Given problem
Leave out the pictures and reproduce all of the data exactly.

Record set
****************************************
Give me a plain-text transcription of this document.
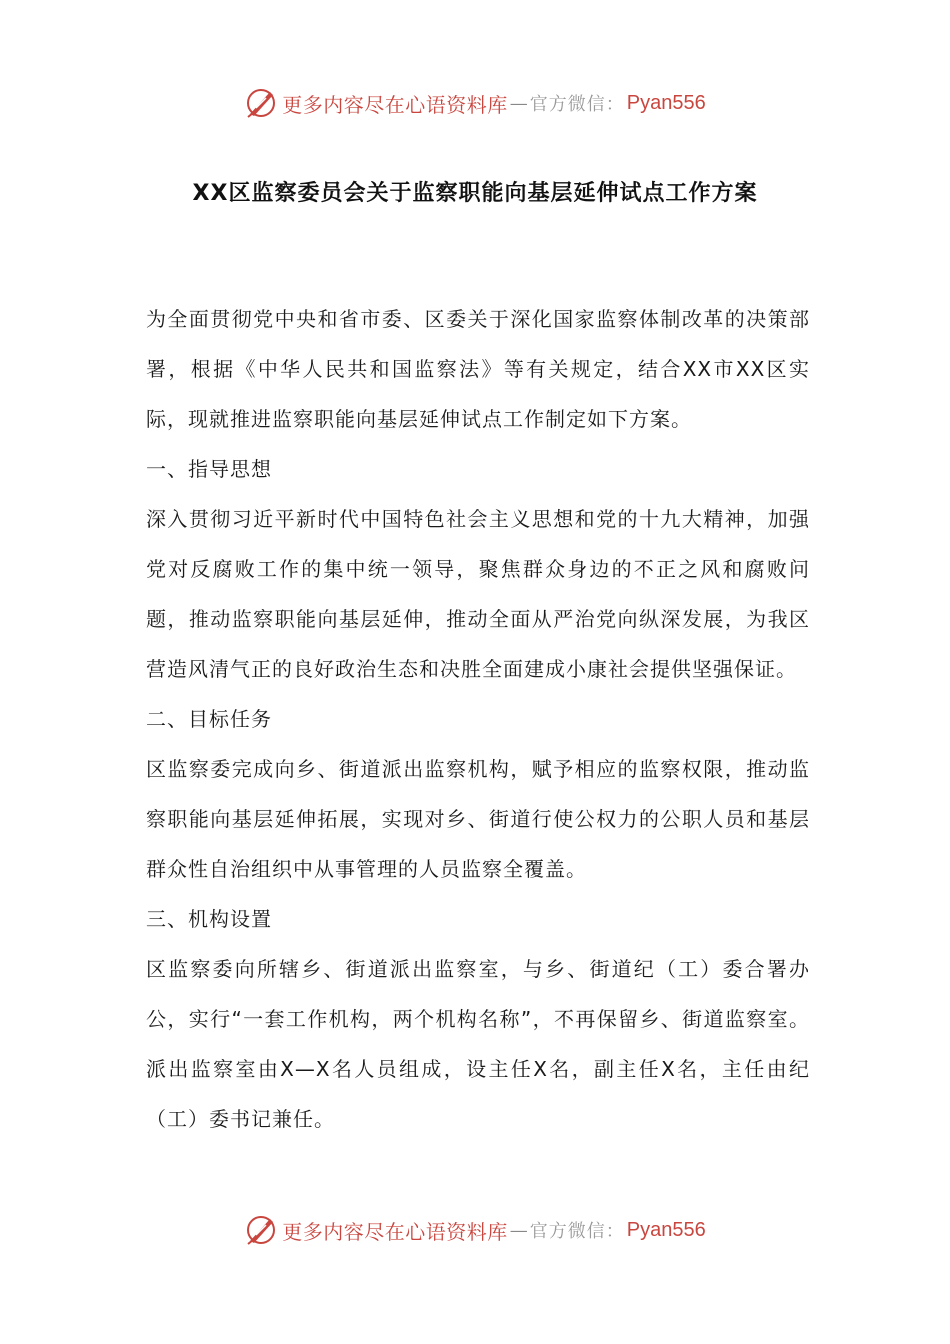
更多内容尽在心语资料库 — 官方微信： Pyan556
XX区监察委员会关于监察职能向基层延伸试点工作方案

为全面贯彻党中央和省市委、区委关于深化国家监察体制改革的决策部署，根据《中华人民共和国监察法》等有关规定，结合XX市XX区实际，现就推进监察职能向基层延伸试点工作制定如下方案。

一、指导思想

深入贯彻习近平新时代中国特色社会主义思想和党的十九大精神，加强党对反腐败工作的集中统一领导，聚焦群众身边的不正之风和腐败问题，推动监察职能向基层延伸，推动全面从严治党向纵深发展，为我区营造风清气正的良好政治生态和决胜全面建成小康社会提供坚强保证。

二、目标任务

区监察委完成向乡、街道派出监察机构，赋予相应的监察权限，推动监察职能向基层延伸拓展，实现对乡、街道行使公权力的公职人员和基层群众性自治组织中从事管理的人员监察全覆盖。

三、机构设置

区监察委向所辖乡、街道派出监察室，与乡、街道纪（工）委合署办公，实行“一套工作机构，两个机构名称”，不再保留乡、街道监察室。派出监察室由X—X名人员组成，设主任X名，副主任X名，主任由纪（工）委书记兼任。

更多内容尽在心语资料库 — 官方微信： Pyan556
****************************************
The output
Give me a plain-text transcription of this document.
更多内容尽在心语资料库 — 官方微信： Pyan556
XX区监察委员会关于监察职能向基层延伸试点工作方案

为全面贯彻党中央和省市委、区委关于深化国家监察体制改革的决策部署，根据《中华人民共和国监察法》等有关规定，结合XX市XX区实际，现就推进监察职能向基层延伸试点工作制定如下方案。

一、指导思想

深入贯彻习近平新时代中国特色社会主义思想和党的十九大精神，加强党对反腐败工作的集中统一领导，聚焦群众身边的不正之风和腐败问题，推动监察职能向基层延伸，推动全面从严治党向纵深发展，为我区营造风清气正的良好政治生态和决胜全面建成小康社会提供坚强保证。

二、目标任务

区监察委完成向乡、街道派出监察机构，赋予相应的监察权限，推动监察职能向基层延伸拓展，实现对乡、街道行使公权力的公职人员和基层群众性自治组织中从事管理的人员监察全覆盖。

三、机构设置

区监察委向所辖乡、街道派出监察室，与乡、街道纪（工）委合署办公，实行“一套工作机构，两个机构名称”，不再保留乡、街道监察室。派出监察室由X—X名人员组成，设主任X名，副主任X名，主任由纪（工）委书记兼任。

更多内容尽在心语资料库 — 官方微信： Pyan556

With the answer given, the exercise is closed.